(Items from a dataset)

┄┄┄┄┄┄┄┄┄┄

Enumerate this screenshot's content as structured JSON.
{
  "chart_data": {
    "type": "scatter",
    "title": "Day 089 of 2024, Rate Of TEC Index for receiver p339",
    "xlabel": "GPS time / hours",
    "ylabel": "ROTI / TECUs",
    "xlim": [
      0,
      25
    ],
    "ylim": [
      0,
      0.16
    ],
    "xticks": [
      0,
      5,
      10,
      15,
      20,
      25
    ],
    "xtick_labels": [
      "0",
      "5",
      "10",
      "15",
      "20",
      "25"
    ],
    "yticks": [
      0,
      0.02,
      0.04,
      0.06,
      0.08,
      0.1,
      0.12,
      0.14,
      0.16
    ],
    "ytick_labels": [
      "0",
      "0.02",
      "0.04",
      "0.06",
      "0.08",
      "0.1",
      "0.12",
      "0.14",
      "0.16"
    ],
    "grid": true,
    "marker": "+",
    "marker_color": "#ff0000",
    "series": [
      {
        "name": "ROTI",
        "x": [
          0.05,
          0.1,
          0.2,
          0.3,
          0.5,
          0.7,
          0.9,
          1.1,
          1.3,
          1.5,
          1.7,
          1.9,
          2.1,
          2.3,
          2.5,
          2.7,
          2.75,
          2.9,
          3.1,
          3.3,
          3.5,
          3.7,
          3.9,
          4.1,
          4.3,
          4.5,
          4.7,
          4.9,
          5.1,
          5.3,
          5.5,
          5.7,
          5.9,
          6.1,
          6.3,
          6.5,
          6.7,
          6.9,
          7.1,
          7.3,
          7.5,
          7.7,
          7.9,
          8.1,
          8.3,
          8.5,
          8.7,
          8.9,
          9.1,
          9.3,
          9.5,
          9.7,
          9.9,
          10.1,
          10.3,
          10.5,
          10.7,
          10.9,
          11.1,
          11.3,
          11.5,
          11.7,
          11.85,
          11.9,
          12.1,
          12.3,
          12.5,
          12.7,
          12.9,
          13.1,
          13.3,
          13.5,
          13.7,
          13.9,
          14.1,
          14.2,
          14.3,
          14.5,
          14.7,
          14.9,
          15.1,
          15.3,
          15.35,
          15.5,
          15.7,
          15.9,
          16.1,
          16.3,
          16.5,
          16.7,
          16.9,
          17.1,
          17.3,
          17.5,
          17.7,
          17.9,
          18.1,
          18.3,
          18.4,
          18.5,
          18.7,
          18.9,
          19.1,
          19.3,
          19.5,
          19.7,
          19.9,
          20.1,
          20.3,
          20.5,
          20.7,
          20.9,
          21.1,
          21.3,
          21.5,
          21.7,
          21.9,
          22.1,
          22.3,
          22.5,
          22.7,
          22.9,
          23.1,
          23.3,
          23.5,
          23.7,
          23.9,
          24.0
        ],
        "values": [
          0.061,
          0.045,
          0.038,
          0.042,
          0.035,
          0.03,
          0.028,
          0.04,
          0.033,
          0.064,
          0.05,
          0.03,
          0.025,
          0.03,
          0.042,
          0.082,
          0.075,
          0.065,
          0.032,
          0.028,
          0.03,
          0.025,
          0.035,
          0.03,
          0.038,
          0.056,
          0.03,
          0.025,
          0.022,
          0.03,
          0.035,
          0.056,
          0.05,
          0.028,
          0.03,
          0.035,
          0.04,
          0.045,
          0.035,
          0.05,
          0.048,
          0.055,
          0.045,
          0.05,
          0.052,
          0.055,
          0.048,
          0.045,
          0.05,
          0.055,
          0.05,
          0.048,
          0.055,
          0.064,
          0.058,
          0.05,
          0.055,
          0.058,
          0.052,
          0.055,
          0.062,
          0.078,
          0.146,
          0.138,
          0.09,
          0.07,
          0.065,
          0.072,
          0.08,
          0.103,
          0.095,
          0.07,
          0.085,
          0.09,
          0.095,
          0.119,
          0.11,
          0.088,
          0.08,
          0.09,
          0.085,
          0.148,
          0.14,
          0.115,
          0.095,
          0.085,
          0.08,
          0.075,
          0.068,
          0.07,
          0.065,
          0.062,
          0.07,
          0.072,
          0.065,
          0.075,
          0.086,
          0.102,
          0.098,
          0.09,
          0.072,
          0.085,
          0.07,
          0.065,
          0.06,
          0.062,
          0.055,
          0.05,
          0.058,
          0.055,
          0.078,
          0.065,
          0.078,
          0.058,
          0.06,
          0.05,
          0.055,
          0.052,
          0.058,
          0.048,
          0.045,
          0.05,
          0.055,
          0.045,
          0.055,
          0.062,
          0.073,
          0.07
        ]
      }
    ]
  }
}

┄┄┄┄┄┄┄┄┄┄

→ Exercise description:
Quote all of the entries exactly as they appear.

→ Correct response:
Enumerate this screenshot's content as structured JSON.
{
  "chart_data": {
    "type": "scatter",
    "title": "Day 089 of 2024, Rate Of TEC Index for receiver p339",
    "xlabel": "GPS time / hours",
    "ylabel": "ROTI / TECUs",
    "xlim": [
      0,
      25
    ],
    "ylim": [
      0,
      0.16
    ],
    "xticks": [
      0,
      5,
      10,
      15,
      20,
      25
    ],
    "xtick_labels": [
      "0",
      "5",
      "10",
      "15",
      "20",
      "25"
    ],
    "yticks": [
      0,
      0.02,
      0.04,
      0.06,
      0.08,
      0.1,
      0.12,
      0.14,
      0.16
    ],
    "ytick_labels": [
      "0",
      "0.02",
      "0.04",
      "0.06",
      "0.08",
      "0.1",
      "0.12",
      "0.14",
      "0.16"
    ],
    "grid": true,
    "marker": "+",
    "marker_color": "#ff0000",
    "series": [
      {
        "name": "ROTI",
        "x": [
          0.05,
          0.1,
          0.2,
          0.3,
          0.5,
          0.7,
          0.9,
          1.1,
          1.3,
          1.5,
          1.7,
          1.9,
          2.1,
          2.3,
          2.5,
          2.7,
          2.75,
          2.9,
          3.1,
          3.3,
          3.5,
          3.7,
          3.9,
          4.1,
          4.3,
          4.5,
          4.7,
          4.9,
          5.1,
          5.3,
          5.5,
          5.7,
          5.9,
          6.1,
          6.3,
          6.5,
          6.7,
          6.9,
          7.1,
          7.3,
          7.5,
          7.7,
          7.9,
          8.1,
          8.3,
          8.5,
          8.7,
          8.9,
          9.1,
          9.3,
          9.5,
          9.7,
          9.9,
          10.1,
          10.3,
          10.5,
          10.7,
          10.9,
          11.1,
          11.3,
          11.5,
          11.7,
          11.85,
          11.9,
          12.1,
          12.3,
          12.5,
          12.7,
          12.9,
          13.1,
          13.3,
          13.5,
          13.7,
          13.9,
          14.1,
          14.2,
          14.3,
          14.5,
          14.7,
          14.9,
          15.1,
          15.3,
          15.35,
          15.5,
          15.7,
          15.9,
          16.1,
          16.3,
          16.5,
          16.7,
          16.9,
          17.1,
          17.3,
          17.5,
          17.7,
          17.9,
          18.1,
          18.3,
          18.4,
          18.5,
          18.7,
          18.9,
          19.1,
          19.3,
          19.5,
          19.7,
          19.9,
          20.1,
          20.3,
          20.5,
          20.7,
          20.9,
          21.1,
          21.3,
          21.5,
          21.7,
          21.9,
          22.1,
          22.3,
          22.5,
          22.7,
          22.9,
          23.1,
          23.3,
          23.5,
          23.7,
          23.9,
          24.0
        ],
        "values": [
          0.061,
          0.045,
          0.038,
          0.042,
          0.035,
          0.03,
          0.028,
          0.04,
          0.033,
          0.064,
          0.05,
          0.03,
          0.025,
          0.03,
          0.042,
          0.082,
          0.075,
          0.065,
          0.032,
          0.028,
          0.03,
          0.025,
          0.035,
          0.03,
          0.038,
          0.056,
          0.03,
          0.025,
          0.022,
          0.03,
          0.035,
          0.056,
          0.05,
          0.028,
          0.03,
          0.035,
          0.04,
          0.045,
          0.035,
          0.05,
          0.048,
          0.055,
          0.045,
          0.05,
          0.052,
          0.055,
          0.048,
          0.045,
          0.05,
          0.055,
          0.05,
          0.048,
          0.055,
          0.064,
          0.058,
          0.05,
          0.055,
          0.058,
          0.052,
          0.055,
          0.062,
          0.078,
          0.146,
          0.138,
          0.09,
          0.07,
          0.065,
          0.072,
          0.08,
          0.103,
          0.095,
          0.07,
          0.085,
          0.09,
          0.095,
          0.119,
          0.11,
          0.088,
          0.08,
          0.09,
          0.085,
          0.148,
          0.14,
          0.115,
          0.095,
          0.085,
          0.08,
          0.075,
          0.068,
          0.07,
          0.065,
          0.062,
          0.07,
          0.072,
          0.065,
          0.075,
          0.086,
          0.102,
          0.098,
          0.09,
          0.072,
          0.085,
          0.07,
          0.065,
          0.06,
          0.062,
          0.055,
          0.05,
          0.058,
          0.055,
          0.078,
          0.065,
          0.078,
          0.058,
          0.06,
          0.05,
          0.055,
          0.052,
          0.058,
          0.048,
          0.045,
          0.05,
          0.055,
          0.045,
          0.055,
          0.062,
          0.073,
          0.07
        ]
      }
    ]
  }
}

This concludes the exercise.